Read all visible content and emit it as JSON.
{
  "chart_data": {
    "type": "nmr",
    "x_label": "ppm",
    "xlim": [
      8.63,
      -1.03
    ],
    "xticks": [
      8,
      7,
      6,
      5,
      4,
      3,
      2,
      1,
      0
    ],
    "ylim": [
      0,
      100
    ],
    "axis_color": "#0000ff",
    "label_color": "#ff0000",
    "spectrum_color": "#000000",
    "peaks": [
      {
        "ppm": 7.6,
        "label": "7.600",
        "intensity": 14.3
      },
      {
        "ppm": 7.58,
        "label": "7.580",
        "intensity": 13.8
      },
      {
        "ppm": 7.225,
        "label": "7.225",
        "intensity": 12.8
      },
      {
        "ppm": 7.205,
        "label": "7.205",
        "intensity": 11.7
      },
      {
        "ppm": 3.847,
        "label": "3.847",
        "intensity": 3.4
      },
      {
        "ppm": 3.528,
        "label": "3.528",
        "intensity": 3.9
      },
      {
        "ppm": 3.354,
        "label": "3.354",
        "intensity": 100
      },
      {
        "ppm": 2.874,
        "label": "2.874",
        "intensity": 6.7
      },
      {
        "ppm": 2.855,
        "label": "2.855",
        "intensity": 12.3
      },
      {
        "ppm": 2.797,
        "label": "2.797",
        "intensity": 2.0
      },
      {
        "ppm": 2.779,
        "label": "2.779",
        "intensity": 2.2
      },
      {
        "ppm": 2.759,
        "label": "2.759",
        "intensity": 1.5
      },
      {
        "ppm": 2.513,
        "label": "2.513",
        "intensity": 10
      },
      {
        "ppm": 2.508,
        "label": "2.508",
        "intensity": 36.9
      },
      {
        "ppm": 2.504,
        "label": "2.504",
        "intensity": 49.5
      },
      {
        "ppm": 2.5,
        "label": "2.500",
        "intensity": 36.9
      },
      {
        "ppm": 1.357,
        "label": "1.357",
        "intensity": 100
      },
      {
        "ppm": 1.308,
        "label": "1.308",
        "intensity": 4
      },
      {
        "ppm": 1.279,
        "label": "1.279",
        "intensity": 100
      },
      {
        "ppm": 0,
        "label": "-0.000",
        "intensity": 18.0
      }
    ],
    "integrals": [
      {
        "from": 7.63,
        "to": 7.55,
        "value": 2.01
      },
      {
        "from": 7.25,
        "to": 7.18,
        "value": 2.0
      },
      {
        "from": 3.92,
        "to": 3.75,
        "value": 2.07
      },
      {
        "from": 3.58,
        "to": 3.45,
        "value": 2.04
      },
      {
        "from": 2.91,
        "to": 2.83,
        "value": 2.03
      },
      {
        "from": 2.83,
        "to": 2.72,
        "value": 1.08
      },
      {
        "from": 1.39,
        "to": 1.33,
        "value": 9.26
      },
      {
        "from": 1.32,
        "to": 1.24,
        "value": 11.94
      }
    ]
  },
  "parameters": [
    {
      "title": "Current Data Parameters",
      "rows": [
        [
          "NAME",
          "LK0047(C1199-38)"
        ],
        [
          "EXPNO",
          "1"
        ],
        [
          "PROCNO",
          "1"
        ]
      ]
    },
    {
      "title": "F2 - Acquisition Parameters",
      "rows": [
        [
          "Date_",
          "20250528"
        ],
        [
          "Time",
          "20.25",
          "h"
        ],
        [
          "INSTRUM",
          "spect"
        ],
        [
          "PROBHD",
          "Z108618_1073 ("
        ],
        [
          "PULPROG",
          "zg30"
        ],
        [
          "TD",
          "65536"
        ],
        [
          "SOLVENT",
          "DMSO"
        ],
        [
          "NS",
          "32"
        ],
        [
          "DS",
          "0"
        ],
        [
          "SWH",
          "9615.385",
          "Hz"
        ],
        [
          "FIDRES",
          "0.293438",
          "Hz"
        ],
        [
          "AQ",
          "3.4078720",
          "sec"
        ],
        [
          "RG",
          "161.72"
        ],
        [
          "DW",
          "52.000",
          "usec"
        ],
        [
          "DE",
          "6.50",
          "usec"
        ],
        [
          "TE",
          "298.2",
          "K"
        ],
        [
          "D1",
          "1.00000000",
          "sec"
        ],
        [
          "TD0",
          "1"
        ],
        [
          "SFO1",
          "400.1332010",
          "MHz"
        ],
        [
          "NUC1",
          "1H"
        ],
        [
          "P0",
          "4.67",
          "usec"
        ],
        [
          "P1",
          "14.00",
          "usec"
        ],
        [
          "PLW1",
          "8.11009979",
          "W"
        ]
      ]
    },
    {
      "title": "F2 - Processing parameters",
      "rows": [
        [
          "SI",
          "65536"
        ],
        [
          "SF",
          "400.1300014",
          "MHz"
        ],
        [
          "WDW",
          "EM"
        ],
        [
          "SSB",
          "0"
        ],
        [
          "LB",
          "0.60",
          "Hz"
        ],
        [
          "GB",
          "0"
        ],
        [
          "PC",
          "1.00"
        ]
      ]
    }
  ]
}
**********
Extract from the material all lines containing the string "value".

### [Answer for the task]
        "value": 2.01
        "value": 2.0
        "value": 2.07
        "value": 2.04
        "value": 2.03
        "value": 1.08
        "value": 9.26
        "value": 11.94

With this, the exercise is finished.